● GIVEN TASK:
Go through the listing and return every line with "风俗习惯" in it.

Records from a data collection:
——————

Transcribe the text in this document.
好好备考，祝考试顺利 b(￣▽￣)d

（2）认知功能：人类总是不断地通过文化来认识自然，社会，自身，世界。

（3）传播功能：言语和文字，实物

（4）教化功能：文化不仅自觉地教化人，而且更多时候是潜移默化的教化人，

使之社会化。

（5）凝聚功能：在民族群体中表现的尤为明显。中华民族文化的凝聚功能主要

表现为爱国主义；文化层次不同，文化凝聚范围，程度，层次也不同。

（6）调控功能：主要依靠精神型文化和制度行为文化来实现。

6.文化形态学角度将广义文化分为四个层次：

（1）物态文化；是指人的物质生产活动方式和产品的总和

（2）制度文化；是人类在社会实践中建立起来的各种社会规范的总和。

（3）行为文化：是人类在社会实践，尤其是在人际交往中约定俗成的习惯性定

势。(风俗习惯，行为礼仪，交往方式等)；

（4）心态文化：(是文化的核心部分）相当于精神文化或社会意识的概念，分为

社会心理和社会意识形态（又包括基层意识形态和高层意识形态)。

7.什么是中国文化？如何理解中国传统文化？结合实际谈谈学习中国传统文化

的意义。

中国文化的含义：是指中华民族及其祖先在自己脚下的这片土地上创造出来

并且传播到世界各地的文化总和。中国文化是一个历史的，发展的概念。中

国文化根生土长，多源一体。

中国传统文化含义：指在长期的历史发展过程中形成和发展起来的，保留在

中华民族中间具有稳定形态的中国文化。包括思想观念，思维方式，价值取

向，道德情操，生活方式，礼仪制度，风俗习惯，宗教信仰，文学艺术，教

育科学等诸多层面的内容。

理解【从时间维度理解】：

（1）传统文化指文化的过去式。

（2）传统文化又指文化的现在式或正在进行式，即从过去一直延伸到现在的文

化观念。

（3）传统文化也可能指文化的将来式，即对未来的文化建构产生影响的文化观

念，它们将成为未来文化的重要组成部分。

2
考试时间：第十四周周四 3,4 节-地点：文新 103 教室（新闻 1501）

——————

● CORRECT RESULT:
势。(风俗习惯，行为礼仪，交往方式等)；
向，道德情操，生活方式，礼仪制度，风俗习惯，宗教信仰，文学艺术，教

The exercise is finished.